>> BEGIN

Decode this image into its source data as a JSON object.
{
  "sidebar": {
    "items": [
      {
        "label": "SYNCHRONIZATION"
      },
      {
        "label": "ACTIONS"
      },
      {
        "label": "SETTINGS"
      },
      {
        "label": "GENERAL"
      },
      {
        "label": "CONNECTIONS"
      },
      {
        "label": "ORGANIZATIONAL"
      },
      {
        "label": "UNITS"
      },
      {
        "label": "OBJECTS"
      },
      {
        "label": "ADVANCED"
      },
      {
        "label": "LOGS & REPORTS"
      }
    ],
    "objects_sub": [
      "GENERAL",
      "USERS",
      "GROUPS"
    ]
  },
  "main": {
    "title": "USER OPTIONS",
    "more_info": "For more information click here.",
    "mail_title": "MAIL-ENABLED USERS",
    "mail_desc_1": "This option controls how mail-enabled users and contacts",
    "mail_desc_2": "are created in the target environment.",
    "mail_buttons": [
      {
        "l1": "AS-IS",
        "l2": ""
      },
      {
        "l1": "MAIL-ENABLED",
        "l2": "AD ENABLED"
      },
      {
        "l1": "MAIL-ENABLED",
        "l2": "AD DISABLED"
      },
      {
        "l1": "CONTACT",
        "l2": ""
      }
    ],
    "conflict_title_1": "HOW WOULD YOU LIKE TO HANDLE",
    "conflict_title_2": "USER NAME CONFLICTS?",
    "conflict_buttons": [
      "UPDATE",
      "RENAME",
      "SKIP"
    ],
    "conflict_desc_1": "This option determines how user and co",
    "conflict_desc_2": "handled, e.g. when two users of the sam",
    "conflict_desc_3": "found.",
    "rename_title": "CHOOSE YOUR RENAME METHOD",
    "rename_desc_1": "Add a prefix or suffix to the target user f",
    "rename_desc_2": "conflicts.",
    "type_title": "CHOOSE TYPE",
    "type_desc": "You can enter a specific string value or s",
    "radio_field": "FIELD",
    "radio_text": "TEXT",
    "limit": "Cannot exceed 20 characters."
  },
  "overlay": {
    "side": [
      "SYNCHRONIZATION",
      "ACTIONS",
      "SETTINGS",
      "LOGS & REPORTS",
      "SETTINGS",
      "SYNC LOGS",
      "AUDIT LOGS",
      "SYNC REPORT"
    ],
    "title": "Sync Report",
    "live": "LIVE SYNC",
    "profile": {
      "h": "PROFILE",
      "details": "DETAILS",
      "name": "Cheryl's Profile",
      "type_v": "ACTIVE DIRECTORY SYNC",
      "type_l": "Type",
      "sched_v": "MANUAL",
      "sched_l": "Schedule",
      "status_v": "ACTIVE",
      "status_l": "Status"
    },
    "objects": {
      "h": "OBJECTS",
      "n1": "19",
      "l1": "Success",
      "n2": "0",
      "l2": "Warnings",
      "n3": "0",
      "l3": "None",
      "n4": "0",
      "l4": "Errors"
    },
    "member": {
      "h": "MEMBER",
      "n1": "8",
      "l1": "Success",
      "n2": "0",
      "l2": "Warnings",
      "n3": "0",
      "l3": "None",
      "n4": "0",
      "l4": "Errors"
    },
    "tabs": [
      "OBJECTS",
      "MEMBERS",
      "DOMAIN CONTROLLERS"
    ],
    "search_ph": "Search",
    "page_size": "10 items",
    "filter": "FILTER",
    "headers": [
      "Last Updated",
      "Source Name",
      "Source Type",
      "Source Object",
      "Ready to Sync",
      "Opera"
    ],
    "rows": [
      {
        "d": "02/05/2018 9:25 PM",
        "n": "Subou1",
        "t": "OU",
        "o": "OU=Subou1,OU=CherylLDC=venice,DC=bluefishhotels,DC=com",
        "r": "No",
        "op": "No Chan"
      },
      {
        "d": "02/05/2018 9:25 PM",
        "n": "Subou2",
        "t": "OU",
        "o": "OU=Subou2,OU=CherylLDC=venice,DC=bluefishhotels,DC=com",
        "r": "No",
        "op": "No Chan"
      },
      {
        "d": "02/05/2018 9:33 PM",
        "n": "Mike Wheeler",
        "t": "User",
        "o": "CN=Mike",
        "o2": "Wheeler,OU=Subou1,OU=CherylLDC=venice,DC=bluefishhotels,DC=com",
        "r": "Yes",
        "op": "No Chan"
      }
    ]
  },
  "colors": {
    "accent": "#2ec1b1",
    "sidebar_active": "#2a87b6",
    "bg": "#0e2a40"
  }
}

>> END

» PROBLEM REQUIREMENTS
Take the listing above and set it down exactly.

» EXERCISE RESPONSE
Decode this image into its source data as a JSON object.
{
  "sidebar": {
    "items": [
      {
        "label": "SYNCHRONIZATION"
      },
      {
        "label": "ACTIONS"
      },
      {
        "label": "SETTINGS"
      },
      {
        "label": "GENERAL"
      },
      {
        "label": "CONNECTIONS"
      },
      {
        "label": "ORGANIZATIONAL"
      },
      {
        "label": "UNITS"
      },
      {
        "label": "OBJECTS"
      },
      {
        "label": "ADVANCED"
      },
      {
        "label": "LOGS & REPORTS"
      }
    ],
    "objects_sub": [
      "GENERAL",
      "USERS",
      "GROUPS"
    ]
  },
  "main": {
    "title": "USER OPTIONS",
    "more_info": "For more information click here.",
    "mail_title": "MAIL-ENABLED USERS",
    "mail_desc_1": "This option controls how mail-enabled users and contacts",
    "mail_desc_2": "are created in the target environment.",
    "mail_buttons": [
      {
        "l1": "AS-IS",
        "l2": ""
      },
      {
        "l1": "MAIL-ENABLED",
        "l2": "AD ENABLED"
      },
      {
        "l1": "MAIL-ENABLED",
        "l2": "AD DISABLED"
      },
      {
        "l1": "CONTACT",
        "l2": ""
      }
    ],
    "conflict_title_1": "HOW WOULD YOU LIKE TO HANDLE",
    "conflict_title_2": "USER NAME CONFLICTS?",
    "conflict_buttons": [
      "UPDATE",
      "RENAME",
      "SKIP"
    ],
    "conflict_desc_1": "This option determines how user and co",
    "conflict_desc_2": "handled, e.g. when two users of the sam",
    "conflict_desc_3": "found.",
    "rename_title": "CHOOSE YOUR RENAME METHOD",
    "rename_desc_1": "Add a prefix or suffix to the target user f",
    "rename_desc_2": "conflicts.",
    "type_title": "CHOOSE TYPE",
    "type_desc": "You can enter a specific string value or s",
    "radio_field": "FIELD",
    "radio_text": "TEXT",
    "limit": "Cannot exceed 20 characters."
  },
  "overlay": {
    "side": [
      "SYNCHRONIZATION",
      "ACTIONS",
      "SETTINGS",
      "LOGS & REPORTS",
      "SETTINGS",
      "SYNC LOGS",
      "AUDIT LOGS",
      "SYNC REPORT"
    ],
    "title": "Sync Report",
    "live": "LIVE SYNC",
    "profile": {
      "h": "PROFILE",
      "details": "DETAILS",
      "name": "Cheryl's Profile",
      "type_v": "ACTIVE DIRECTORY SYNC",
      "type_l": "Type",
      "sched_v": "MANUAL",
      "sched_l": "Schedule",
      "status_v": "ACTIVE",
      "status_l": "Status"
    },
    "objects": {
      "h": "OBJECTS",
      "n1": "19",
      "l1": "Success",
      "n2": "0",
      "l2": "Warnings",
      "n3": "0",
      "l3": "None",
      "n4": "0",
      "l4": "Errors"
    },
    "member": {
      "h": "MEMBER",
      "n1": "8",
      "l1": "Success",
      "n2": "0",
      "l2": "Warnings",
      "n3": "0",
      "l3": "None",
      "n4": "0",
      "l4": "Errors"
    },
    "tabs": [
      "OBJECTS",
      "MEMBERS",
      "DOMAIN CONTROLLERS"
    ],
    "search_ph": "Search",
    "page_size": "10 items",
    "filter": "FILTER",
    "headers": [
      "Last Updated",
      "Source Name",
      "Source Type",
      "Source Object",
      "Ready to Sync",
      "Opera"
    ],
    "rows": [
      {
        "d": "02/05/2018 9:25 PM",
        "n": "Subou1",
        "t": "OU",
        "o": "OU=Subou1,OU=CherylLDC=venice,DC=bluefishhotels,DC=com",
        "r": "No",
        "op": "No Chan"
      },
      {
        "d": "02/05/2018 9:25 PM",
        "n": "Subou2",
        "t": "OU",
        "o": "OU=Subou2,OU=CherylLDC=venice,DC=bluefishhotels,DC=com",
        "r": "No",
        "op": "No Chan"
      },
      {
        "d": "02/05/2018 9:33 PM",
        "n": "Mike Wheeler",
        "t": "User",
        "o": "CN=Mike",
        "o2": "Wheeler,OU=Subou1,OU=CherylLDC=venice,DC=bluefishhotels,DC=com",
        "r": "Yes",
        "op": "No Chan"
      }
    ]
  },
  "colors": {
    "accent": "#2ec1b1",
    "sidebar_active": "#2a87b6",
    "bg": "#0e2a40"
  }
}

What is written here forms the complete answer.